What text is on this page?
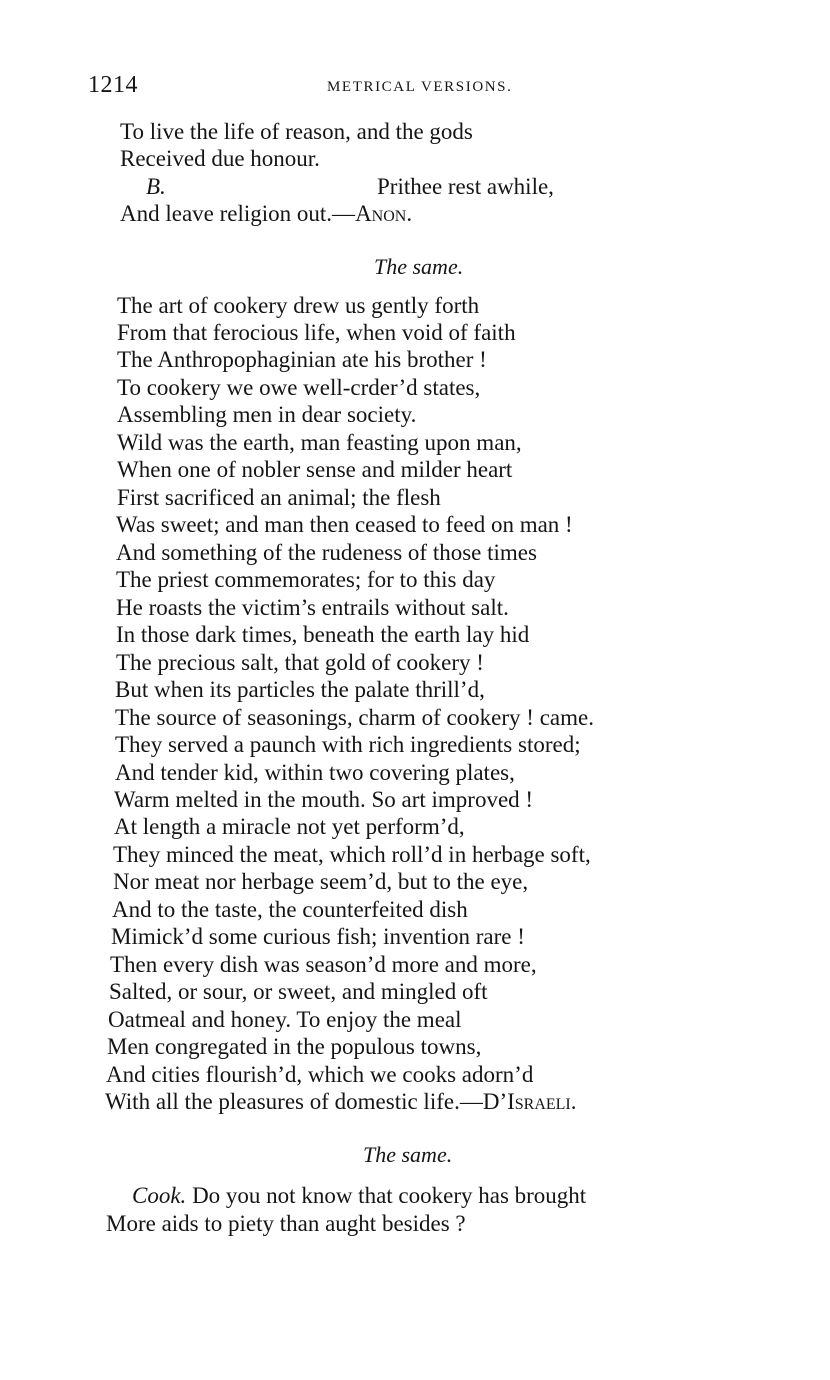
1214	METRICAL VERSIONS.
To live the life of reason, and the gods
Received due honour.
B.	Prithee rest awhile,
And leave religion out.—Anon.
The same.
The art of cookery drew us gently forth
From that ferocious life, when void of faith
The Anthropophaginian ate his brother !
To cookery we owe well-crder’d states,
Assembling men in dear society.
Wild was the earth, man feasting upon man,
When one of nobler sense and milder heart
First sacrificed an animal; the flesh
Was sweet; and man then ceased to feed on man !
And something of the rudeness of those times
The priest commemorates; for to this day
He roasts the victim’s entrails without salt.
In those dark times, beneath the earth lay hid
The precious salt, that gold of cookery !
But when its particles the palate thrill’d,
The source of seasonings, charm of cookery ! came.
They served a paunch with rich ingredients stored;
And tender kid, within two covering plates,
Warm melted in the mouth. So art improved !
At length a miracle not yet perform’d,
They minced the meat, which roll’d in herbage soft,
Nor meat nor herbage seem’d, but to the eye,
And to the taste, the counterfeited dish
Mimick’d some curious fish; invention rare !
Then every dish was season’d more and more,
Salted, or sour, or sweet, and mingled oft
Oatmeal and honey. To enjoy the meal
Men congregated in the populous towns,
And cities flourish’d, which we cooks adorn’d
With all the pleasures of domestic life.—D’Israeli.
The same.
Cook. Do you not know that cookery has brought
More aids to piety than aught besides ?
......
Look above for every line with the word "life" and copy it.

To live the life of reason, and the gods
From that ferocious life, when void of faith
With all the pleasures of domestic life.—D’Israeli.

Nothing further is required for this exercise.